Collected data entries
· · · · ·

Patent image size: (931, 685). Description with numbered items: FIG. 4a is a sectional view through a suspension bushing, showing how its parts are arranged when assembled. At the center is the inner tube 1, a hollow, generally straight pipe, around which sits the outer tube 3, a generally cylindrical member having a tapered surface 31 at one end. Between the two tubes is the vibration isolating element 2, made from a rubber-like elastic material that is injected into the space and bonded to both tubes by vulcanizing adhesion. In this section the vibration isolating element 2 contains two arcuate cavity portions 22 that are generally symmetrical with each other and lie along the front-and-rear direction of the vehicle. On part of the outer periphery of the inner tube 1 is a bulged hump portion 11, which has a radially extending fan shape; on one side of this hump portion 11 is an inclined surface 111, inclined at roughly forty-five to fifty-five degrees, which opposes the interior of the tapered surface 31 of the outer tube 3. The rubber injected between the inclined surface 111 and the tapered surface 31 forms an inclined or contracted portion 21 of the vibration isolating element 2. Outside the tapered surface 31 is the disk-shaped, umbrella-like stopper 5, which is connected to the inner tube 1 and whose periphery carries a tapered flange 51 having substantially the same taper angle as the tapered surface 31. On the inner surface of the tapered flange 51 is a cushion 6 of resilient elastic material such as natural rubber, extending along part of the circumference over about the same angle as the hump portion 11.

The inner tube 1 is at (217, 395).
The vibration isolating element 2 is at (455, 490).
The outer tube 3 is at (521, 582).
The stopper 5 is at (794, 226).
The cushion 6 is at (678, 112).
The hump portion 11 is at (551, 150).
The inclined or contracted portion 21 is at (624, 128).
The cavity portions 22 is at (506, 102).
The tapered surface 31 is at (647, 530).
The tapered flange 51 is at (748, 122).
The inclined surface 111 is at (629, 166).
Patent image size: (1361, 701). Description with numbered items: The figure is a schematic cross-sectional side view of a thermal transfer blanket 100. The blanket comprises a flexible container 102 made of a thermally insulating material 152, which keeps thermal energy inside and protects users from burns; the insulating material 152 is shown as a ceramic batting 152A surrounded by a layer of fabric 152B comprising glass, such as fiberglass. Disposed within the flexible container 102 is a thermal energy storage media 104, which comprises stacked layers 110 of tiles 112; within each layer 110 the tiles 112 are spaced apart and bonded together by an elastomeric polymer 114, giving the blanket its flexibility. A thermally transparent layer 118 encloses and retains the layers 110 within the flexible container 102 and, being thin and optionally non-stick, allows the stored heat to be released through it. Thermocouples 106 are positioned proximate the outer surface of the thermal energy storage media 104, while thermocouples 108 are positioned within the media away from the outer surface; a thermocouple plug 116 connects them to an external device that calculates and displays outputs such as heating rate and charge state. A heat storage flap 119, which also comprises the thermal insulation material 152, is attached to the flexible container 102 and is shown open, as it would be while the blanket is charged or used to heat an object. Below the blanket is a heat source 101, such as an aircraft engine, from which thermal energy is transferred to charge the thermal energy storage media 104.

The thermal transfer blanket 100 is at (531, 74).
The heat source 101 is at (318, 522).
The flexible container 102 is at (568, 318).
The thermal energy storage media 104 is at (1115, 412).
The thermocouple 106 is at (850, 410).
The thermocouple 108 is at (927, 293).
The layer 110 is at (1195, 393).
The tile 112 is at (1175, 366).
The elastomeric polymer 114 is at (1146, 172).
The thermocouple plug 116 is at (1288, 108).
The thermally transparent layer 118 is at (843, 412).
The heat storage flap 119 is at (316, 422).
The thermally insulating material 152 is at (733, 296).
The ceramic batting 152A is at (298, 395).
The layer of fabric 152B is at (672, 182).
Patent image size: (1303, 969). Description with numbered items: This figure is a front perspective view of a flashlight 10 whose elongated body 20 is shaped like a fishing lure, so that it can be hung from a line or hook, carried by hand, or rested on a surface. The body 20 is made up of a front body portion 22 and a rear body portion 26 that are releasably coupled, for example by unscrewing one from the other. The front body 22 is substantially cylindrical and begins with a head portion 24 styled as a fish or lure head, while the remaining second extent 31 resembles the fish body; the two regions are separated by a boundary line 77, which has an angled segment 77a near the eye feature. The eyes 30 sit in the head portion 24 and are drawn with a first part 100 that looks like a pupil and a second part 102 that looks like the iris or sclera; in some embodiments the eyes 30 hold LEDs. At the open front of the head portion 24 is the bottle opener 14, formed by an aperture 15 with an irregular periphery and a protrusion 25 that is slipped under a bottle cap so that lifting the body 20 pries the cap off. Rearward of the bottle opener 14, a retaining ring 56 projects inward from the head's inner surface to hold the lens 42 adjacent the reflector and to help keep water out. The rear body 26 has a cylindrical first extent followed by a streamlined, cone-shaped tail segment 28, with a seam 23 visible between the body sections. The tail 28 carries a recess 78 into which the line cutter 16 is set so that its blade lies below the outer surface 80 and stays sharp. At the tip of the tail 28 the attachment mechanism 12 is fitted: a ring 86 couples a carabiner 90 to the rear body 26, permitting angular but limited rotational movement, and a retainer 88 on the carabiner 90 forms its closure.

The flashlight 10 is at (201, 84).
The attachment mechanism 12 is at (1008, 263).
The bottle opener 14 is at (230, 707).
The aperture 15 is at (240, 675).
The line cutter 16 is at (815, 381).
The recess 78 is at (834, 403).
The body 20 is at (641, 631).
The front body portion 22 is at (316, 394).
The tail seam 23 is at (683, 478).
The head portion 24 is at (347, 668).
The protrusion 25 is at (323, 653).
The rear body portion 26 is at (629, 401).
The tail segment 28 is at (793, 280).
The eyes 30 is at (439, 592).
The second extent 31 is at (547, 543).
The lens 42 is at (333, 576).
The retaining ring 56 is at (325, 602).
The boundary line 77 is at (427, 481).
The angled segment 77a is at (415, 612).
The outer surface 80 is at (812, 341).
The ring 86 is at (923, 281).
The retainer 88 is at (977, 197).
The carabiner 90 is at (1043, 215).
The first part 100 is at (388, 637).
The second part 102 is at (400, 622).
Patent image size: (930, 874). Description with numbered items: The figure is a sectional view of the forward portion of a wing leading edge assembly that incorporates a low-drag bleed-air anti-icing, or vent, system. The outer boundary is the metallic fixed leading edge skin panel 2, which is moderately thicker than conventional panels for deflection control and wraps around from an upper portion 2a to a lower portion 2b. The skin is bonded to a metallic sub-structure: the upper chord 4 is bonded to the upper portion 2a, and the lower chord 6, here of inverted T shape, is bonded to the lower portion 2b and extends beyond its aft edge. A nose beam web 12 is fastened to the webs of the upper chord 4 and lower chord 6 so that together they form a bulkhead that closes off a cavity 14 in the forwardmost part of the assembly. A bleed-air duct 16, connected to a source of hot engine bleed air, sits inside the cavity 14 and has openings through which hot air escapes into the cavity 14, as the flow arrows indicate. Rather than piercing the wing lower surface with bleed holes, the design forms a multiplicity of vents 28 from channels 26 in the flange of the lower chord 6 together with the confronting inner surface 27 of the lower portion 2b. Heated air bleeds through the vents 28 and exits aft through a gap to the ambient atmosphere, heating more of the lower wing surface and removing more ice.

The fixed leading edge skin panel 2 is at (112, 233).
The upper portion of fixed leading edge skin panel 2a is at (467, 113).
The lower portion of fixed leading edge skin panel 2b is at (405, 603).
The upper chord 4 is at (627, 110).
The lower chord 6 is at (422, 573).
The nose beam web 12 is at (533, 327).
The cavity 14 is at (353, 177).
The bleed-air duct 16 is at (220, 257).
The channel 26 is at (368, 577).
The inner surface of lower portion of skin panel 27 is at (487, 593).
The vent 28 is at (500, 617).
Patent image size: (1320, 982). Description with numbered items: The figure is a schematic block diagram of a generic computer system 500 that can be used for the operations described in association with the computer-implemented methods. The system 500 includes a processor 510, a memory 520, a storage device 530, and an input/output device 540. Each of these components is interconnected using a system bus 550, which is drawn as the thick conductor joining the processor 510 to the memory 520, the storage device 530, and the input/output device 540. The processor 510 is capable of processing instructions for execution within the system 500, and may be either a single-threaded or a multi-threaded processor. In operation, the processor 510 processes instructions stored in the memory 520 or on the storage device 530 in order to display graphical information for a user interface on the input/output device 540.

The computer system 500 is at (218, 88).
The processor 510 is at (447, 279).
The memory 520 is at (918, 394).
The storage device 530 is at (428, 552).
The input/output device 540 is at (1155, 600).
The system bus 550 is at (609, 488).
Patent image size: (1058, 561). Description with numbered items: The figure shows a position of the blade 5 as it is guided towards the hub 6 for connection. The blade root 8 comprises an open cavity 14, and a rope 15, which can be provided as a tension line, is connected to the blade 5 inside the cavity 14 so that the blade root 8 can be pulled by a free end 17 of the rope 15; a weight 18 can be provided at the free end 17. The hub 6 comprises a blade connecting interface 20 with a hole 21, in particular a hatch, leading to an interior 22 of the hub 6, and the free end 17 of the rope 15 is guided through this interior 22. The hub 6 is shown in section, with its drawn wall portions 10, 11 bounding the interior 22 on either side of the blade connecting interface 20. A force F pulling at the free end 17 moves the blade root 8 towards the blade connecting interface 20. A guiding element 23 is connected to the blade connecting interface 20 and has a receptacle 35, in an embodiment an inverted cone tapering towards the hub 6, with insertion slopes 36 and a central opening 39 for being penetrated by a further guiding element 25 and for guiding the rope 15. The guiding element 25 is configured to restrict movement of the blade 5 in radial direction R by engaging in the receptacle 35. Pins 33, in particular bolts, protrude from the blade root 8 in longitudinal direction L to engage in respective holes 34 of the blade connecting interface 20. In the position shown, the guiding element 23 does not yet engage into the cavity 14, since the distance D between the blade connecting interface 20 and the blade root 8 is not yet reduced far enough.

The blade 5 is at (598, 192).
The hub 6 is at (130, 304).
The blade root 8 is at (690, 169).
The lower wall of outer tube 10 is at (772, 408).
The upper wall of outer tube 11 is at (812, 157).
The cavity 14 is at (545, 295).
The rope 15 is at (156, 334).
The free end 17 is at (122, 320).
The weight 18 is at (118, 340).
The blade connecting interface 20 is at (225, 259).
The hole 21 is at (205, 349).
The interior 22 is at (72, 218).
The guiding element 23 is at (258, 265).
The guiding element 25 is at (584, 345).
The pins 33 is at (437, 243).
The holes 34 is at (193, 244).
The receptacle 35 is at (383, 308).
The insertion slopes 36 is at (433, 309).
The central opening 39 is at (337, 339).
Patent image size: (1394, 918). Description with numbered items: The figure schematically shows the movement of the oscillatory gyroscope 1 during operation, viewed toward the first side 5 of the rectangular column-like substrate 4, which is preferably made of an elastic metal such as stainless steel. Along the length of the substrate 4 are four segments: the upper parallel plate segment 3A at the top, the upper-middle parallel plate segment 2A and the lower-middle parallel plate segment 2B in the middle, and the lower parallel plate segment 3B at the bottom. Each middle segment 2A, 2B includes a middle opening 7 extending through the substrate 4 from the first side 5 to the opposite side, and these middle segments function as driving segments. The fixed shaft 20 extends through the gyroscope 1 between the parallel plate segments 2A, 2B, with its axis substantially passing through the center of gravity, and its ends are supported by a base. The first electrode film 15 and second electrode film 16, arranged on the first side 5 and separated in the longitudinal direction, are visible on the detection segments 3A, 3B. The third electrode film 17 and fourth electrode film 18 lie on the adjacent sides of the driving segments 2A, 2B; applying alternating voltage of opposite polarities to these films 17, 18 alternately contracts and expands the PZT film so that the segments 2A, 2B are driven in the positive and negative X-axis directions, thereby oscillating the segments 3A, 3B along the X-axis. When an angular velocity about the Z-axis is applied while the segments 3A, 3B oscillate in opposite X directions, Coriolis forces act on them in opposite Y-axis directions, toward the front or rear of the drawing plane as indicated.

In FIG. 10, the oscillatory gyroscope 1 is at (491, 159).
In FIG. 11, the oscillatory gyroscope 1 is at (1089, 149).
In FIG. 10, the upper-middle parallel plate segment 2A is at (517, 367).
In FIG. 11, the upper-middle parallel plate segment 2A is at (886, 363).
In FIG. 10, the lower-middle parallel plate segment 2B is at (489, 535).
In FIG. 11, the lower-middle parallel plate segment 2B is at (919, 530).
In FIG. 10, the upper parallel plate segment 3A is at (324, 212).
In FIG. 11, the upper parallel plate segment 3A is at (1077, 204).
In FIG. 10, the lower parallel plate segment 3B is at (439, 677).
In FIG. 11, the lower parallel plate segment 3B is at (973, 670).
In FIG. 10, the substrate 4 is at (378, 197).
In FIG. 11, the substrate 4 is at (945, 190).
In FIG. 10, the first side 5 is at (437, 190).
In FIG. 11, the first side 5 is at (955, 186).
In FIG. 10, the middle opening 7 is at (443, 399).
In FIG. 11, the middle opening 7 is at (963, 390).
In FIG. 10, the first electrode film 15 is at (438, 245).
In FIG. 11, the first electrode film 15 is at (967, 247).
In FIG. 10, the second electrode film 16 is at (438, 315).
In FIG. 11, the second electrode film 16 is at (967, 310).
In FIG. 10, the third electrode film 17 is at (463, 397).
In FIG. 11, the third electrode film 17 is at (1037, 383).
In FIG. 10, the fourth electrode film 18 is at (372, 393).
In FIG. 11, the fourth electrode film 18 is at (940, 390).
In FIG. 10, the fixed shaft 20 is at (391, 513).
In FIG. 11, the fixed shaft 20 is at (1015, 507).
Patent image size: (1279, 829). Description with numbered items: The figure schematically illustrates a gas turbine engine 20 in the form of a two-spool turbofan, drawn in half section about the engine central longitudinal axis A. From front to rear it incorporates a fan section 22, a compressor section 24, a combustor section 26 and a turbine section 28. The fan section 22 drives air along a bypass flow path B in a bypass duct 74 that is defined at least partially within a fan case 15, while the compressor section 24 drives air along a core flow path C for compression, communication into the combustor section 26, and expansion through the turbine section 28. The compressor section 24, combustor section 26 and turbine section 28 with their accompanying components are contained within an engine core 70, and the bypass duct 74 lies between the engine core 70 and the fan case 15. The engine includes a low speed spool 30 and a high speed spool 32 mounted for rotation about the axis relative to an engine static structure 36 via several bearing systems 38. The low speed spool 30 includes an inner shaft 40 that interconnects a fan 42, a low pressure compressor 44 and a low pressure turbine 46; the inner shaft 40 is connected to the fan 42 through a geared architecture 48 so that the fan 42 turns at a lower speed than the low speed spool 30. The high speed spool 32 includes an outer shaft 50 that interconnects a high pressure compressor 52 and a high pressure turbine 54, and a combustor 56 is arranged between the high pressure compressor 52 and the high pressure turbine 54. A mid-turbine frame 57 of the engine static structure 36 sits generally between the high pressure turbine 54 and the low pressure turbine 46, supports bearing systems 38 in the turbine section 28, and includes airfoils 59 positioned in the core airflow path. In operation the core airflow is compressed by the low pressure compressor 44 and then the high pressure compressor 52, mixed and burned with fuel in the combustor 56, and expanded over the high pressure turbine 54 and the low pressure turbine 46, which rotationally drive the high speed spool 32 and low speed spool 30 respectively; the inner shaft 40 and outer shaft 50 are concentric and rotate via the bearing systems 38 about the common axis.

· · · · ·

◆ **Do this**
Put the part of the data that opens with the line containing "Patent image size: (1320, 982)." and closes with the line containing "The system bus 550 is at (609, 488)." into a two-column CSV with the columns description and locations, one row per entry. Enclose each field in double quotes and replace every line break with a space.

◆ **Task answer**
description,locations
"Patent image size: (1320, 982). Description with numbered items: The figure is a schematic block diagram of a generic computer system 500 that can be used for the operations described in association with the computer-implemented methods. The system 500 includes a processor 510, a memory 520, a storage device 530, and an input/output device 540. Each of these components is interconnected using a system bus 550, which is drawn as the thick conductor joining the processor 510 to the memory 520, the storage device 530, and the input/output device 540. The processor 510 is capable of processing instructions for execution within the system 500, and may be either a single-threaded or a multi-threaded processor. In operation, the processor 510 processes instructions stored in the memory 520 or on the storage device 530 in order to display graphical information for a user interface on the input/output device 540.","The computer system 500 is at (218, 88). The processor 510 is at (447, 279). The memory 520 is at (918, 394). The storage device 530 is at (428, 552). The input/output device 540 is at (1155, 600). The system bus 550 is at (609, 488)."